Winner the cyclist (soo sneaky)
This is the tenth MATLAB Online Programming Contest.
Imagine a sandbox in which there are ants, sugar cubes, anthills, and rocks. Ants like sugar: collectively they want to bring as many sugar cubes as possible back to their anthills before sunset.
For this contest, you will write the control program used by each ant. Ants, being so small, have some limitations. Each ant can carry no more than one sugar cube at a time. Further, each ant can only see her local vicinity. Your program, which is run sequentially for each ant, knows only what that ant knows. Thus you must bring about the best possible global outcome based only on local conditions. The ants don't have any memory as such, but they can leave behind a chemical trail to guide themselves and others across the sandbox landscape.
Your score is determined by how much progress you make moving food towards and into the anthills. Ideally your ants will move all the sugar cubes into anthills. Practically this may not be possible; do the best you can. You receive credit even when you move a single sugar cube one step closer to an anthill.
Some considerations:
Here is a sample map that an ant might face.
The full 9x10 map is shown, but the ant only "sees" the 5x5 subset of the map indicated by the red outline. In this case, food is available on this map in two locations, but the ant has no knowledge of the food in the upper right corner. It is simply beyond her current horizon.
The ant controller code is called with four input arguments and must return four output arguments.
[dy,dx,mark,carry] = ant(mainMap,foodMap,antMap,scentMap)
The inputs are all 5x5 matrices of integers with the ant at the (3,3) center location.
The outputs are all scalars.
If we step through this example, we get the following problem inputs (for the sake of readability, zeros in the following matrices are shown as dots).
mainMap = [ . . . . . ] foodMap = [ . . . . . ]
[ . . . . 1 ] [ . . . . . ]
[ . . . . . ] [ 2 . . . . ]
[ . . . . . ] [ . . . . . ]
[-1 . . . . ] [ . . . . . ]
antMap = [ . . . . . ] scentMap = [ . . . . . ]
[ . . . . . ] [ . . . . . ]
[ . . 1 . . ] [ . . . 10 9 ]
[ . . . . . ] [ . . . . . ]
[ . . . . . ] [ . . . . . ]
Based on the information available to the ant, we want to move west, towards the two nearby sugar cubes. Accordingly we issue the following commands.
dy = 0 dx = -1 mark = 10 carry = 0
We are leaving a scent trail marker of ten to show where we've been. Since we're not in a square with any sugar cubes, there is no need to set the carry bit.
You're not allowed to explicitly pass information from one ant to the next through the use of programming techniques, like persistent variables, global variables, or similar. The challenge in this contest is to find ways to externalize information using smell or the like.
The overall score for your entry is a combination of how well your algorithm does and how fast it runs on a multi-problem test suite. How well your algorithm does (which we call the "result") is determined by how thoroughly you move all the sugar cubes to the anthills. At the end of the total available simulated time, your result will be determined by calculating the aggregate improvement in the total Euclidean distance of all sugar cubes to the nearest holes.

## What you have to do
According to the contest description, how many sugar cubes can each ant carry at a time?

## Entries provided
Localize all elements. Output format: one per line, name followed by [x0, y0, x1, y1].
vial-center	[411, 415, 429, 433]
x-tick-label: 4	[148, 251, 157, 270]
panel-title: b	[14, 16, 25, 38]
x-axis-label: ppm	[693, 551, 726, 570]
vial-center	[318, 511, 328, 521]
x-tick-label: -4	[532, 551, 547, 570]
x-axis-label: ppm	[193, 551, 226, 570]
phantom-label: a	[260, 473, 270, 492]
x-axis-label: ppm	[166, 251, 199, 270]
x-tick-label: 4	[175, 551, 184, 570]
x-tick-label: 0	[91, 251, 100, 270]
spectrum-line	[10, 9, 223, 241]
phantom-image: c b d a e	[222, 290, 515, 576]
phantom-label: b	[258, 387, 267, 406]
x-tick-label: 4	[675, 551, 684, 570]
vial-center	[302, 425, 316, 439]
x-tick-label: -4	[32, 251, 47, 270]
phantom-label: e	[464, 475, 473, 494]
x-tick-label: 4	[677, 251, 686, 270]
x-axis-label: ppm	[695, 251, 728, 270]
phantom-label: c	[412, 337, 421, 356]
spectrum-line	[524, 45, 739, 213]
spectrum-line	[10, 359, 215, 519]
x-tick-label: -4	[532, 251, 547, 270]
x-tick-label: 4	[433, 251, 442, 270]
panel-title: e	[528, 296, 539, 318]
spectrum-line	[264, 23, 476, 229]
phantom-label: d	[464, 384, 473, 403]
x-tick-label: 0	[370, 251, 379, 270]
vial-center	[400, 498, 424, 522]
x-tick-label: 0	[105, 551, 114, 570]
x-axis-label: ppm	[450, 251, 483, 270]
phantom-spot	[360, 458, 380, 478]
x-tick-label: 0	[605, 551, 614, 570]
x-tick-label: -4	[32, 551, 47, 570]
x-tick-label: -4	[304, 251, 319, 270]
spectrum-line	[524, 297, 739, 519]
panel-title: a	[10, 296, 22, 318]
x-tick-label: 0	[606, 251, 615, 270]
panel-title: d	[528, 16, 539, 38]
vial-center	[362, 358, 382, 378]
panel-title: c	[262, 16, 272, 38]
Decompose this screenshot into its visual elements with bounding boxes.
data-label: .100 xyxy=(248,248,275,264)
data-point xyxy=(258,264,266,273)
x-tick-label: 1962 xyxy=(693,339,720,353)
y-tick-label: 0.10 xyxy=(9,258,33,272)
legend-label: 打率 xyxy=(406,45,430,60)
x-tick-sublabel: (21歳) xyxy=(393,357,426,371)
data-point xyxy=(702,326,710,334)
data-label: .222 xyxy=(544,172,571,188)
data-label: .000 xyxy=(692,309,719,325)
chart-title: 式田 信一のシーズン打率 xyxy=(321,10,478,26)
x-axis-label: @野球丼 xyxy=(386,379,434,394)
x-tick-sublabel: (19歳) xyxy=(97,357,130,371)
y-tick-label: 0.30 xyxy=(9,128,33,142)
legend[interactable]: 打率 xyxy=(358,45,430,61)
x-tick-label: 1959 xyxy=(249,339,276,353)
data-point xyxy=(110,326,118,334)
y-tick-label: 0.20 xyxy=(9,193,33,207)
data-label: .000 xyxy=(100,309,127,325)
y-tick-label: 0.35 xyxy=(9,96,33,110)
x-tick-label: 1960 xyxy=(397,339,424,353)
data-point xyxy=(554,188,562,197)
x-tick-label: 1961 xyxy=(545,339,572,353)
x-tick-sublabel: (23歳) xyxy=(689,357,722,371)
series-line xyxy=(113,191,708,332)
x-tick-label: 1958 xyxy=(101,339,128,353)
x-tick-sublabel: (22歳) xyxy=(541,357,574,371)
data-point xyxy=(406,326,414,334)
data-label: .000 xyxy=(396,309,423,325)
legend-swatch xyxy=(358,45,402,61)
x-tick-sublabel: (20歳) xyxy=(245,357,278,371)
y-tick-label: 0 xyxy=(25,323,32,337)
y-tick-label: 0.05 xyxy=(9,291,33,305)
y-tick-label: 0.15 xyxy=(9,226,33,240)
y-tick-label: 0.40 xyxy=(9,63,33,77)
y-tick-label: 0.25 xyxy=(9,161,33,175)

## Task output
No more than one.